*WHAT THIS TASK INVOLVES*
Look for the string "개인사업자의" in every line, and copy each line that has it.

┌─ DATASET ENTRIES

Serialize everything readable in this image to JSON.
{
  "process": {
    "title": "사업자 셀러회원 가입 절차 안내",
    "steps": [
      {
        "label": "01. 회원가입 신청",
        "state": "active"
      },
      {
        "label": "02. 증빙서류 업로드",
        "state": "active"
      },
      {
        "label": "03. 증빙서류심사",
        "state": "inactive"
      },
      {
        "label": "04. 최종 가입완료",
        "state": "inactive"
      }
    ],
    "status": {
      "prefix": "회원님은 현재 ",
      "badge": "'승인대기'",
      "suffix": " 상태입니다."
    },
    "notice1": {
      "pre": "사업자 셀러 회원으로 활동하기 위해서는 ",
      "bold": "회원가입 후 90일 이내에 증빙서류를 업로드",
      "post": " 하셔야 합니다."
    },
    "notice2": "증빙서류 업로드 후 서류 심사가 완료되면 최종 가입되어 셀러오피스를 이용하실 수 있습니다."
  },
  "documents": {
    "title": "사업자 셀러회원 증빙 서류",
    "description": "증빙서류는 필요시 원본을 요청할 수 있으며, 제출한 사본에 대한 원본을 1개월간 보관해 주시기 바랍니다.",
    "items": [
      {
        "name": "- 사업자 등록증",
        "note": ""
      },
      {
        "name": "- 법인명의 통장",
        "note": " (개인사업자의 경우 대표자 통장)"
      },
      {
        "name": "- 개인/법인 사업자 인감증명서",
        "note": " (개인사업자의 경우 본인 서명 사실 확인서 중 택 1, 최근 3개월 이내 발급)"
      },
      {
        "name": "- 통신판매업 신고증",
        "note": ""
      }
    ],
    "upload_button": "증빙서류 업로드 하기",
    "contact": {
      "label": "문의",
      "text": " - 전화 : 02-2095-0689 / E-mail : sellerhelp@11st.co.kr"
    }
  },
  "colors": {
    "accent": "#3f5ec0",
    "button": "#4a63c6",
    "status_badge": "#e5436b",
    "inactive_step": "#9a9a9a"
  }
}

└─
┌─ DATASET ENTRIES

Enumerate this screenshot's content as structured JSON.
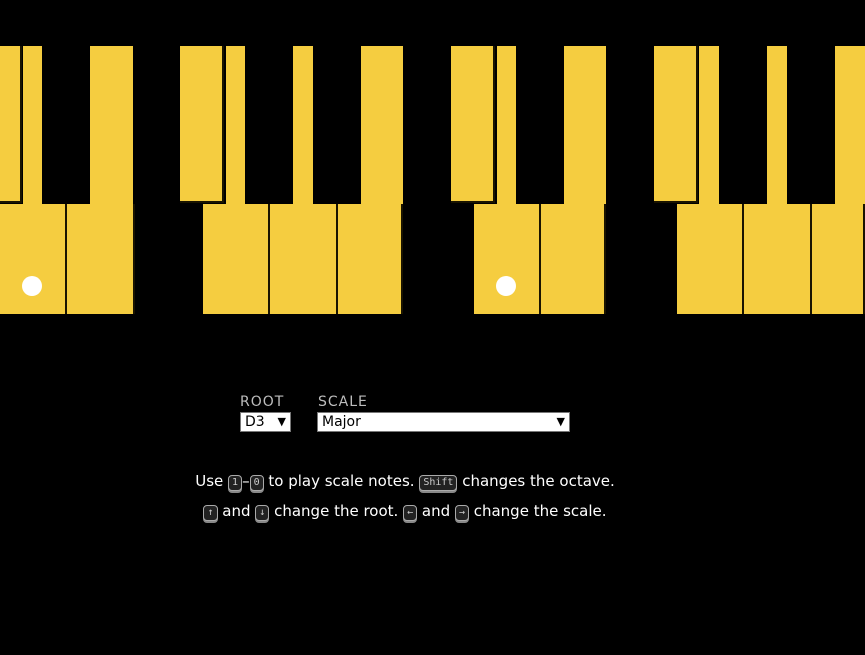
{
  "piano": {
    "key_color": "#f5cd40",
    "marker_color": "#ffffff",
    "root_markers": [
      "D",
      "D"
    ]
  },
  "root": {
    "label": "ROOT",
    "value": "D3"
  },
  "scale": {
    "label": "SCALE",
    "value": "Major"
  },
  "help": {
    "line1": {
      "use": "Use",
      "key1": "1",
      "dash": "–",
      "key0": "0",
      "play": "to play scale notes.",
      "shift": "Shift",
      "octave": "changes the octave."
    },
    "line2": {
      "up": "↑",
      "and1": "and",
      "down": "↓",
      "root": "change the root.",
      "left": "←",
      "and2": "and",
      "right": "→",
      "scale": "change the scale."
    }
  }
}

└─

*RESULT FOR THIS EXERCISE*
        "note": " (개인사업자의 경우 대표자 통장)"
        "note": " (개인사업자의 경우 본인 서명 사실 확인서 중 택 1, 최근 3개월 이내 발급)"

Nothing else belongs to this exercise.